▸ **Dataset rows**
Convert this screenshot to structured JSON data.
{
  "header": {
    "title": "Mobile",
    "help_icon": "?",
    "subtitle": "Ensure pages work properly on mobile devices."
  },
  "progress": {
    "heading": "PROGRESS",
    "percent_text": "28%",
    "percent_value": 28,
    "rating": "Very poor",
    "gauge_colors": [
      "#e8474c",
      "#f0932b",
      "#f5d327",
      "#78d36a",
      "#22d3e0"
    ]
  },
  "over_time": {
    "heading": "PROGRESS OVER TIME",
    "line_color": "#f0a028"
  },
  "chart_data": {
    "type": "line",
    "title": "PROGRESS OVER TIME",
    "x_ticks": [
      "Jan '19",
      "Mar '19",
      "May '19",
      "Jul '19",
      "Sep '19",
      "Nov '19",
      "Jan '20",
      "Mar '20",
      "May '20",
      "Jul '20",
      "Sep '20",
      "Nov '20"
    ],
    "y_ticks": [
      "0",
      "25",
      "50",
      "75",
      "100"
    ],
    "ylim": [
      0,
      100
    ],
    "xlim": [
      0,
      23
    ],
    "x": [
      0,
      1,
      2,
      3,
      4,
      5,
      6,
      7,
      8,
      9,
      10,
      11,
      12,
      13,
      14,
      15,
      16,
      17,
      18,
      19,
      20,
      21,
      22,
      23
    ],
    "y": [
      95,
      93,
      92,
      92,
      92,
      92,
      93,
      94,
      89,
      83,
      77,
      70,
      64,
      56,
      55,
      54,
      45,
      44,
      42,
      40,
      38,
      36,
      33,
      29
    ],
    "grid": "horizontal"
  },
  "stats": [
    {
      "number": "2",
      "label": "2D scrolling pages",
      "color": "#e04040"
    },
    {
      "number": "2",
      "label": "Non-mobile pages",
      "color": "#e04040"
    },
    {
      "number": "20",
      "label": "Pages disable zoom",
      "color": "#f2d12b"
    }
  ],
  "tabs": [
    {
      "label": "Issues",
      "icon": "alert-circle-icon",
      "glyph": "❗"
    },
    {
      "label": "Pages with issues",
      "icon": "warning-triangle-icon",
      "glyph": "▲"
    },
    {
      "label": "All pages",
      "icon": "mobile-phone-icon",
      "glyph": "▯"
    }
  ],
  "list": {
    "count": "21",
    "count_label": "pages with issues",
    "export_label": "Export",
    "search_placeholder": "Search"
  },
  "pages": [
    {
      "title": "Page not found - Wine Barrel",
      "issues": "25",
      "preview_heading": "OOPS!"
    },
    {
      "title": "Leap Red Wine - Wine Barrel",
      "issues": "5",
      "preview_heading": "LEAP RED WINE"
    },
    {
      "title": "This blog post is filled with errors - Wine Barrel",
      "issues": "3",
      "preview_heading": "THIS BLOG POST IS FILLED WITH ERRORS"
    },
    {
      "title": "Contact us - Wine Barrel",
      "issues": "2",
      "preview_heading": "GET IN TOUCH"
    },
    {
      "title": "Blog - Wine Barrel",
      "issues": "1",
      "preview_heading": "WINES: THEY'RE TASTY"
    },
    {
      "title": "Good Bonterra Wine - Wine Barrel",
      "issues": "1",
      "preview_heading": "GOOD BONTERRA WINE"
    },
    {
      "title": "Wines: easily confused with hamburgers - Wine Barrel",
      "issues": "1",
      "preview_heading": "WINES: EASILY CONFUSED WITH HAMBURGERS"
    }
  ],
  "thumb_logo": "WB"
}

▸ **Task details**
Without omitting anything, output the entries exactly.

▸ **The answer**
Convert this screenshot to structured JSON data.
{
  "header": {
    "title": "Mobile",
    "help_icon": "?",
    "subtitle": "Ensure pages work properly on mobile devices."
  },
  "progress": {
    "heading": "PROGRESS",
    "percent_text": "28%",
    "percent_value": 28,
    "rating": "Very poor",
    "gauge_colors": [
      "#e8474c",
      "#f0932b",
      "#f5d327",
      "#78d36a",
      "#22d3e0"
    ]
  },
  "over_time": {
    "heading": "PROGRESS OVER TIME",
    "line_color": "#f0a028"
  },
  "chart_data": {
    "type": "line",
    "title": "PROGRESS OVER TIME",
    "x_ticks": [
      "Jan '19",
      "Mar '19",
      "May '19",
      "Jul '19",
      "Sep '19",
      "Nov '19",
      "Jan '20",
      "Mar '20",
      "May '20",
      "Jul '20",
      "Sep '20",
      "Nov '20"
    ],
    "y_ticks": [
      "0",
      "25",
      "50",
      "75",
      "100"
    ],
    "ylim": [
      0,
      100
    ],
    "xlim": [
      0,
      23
    ],
    "x": [
      0,
      1,
      2,
      3,
      4,
      5,
      6,
      7,
      8,
      9,
      10,
      11,
      12,
      13,
      14,
      15,
      16,
      17,
      18,
      19,
      20,
      21,
      22,
      23
    ],
    "y": [
      95,
      93,
      92,
      92,
      92,
      92,
      93,
      94,
      89,
      83,
      77,
      70,
      64,
      56,
      55,
      54,
      45,
      44,
      42,
      40,
      38,
      36,
      33,
      29
    ],
    "grid": "horizontal"
  },
  "stats": [
    {
      "number": "2",
      "label": "2D scrolling pages",
      "color": "#e04040"
    },
    {
      "number": "2",
      "label": "Non-mobile pages",
      "color": "#e04040"
    },
    {
      "number": "20",
      "label": "Pages disable zoom",
      "color": "#f2d12b"
    }
  ],
  "tabs": [
    {
      "label": "Issues",
      "icon": "alert-circle-icon",
      "glyph": "❗"
    },
    {
      "label": "Pages with issues",
      "icon": "warning-triangle-icon",
      "glyph": "▲"
    },
    {
      "label": "All pages",
      "icon": "mobile-phone-icon",
      "glyph": "▯"
    }
  ],
  "list": {
    "count": "21",
    "count_label": "pages with issues",
    "export_label": "Export",
    "search_placeholder": "Search"
  },
  "pages": [
    {
      "title": "Page not found - Wine Barrel",
      "issues": "25",
      "preview_heading": "OOPS!"
    },
    {
      "title": "Leap Red Wine - Wine Barrel",
      "issues": "5",
      "preview_heading": "LEAP RED WINE"
    },
    {
      "title": "This blog post is filled with errors - Wine Barrel",
      "issues": "3",
      "preview_heading": "THIS BLOG POST IS FILLED WITH ERRORS"
    },
    {
      "title": "Contact us - Wine Barrel",
      "issues": "2",
      "preview_heading": "GET IN TOUCH"
    },
    {
      "title": "Blog - Wine Barrel",
      "issues": "1",
      "preview_heading": "WINES: THEY'RE TASTY"
    },
    {
      "title": "Good Bonterra Wine - Wine Barrel",
      "issues": "1",
      "preview_heading": "GOOD BONTERRA WINE"
    },
    {
      "title": "Wines: easily confused with hamburgers - Wine Barrel",
      "issues": "1",
      "preview_heading": "WINES: EASILY CONFUSED WITH HAMBURGERS"
    }
  ],
  "thumb_logo": "WB"
}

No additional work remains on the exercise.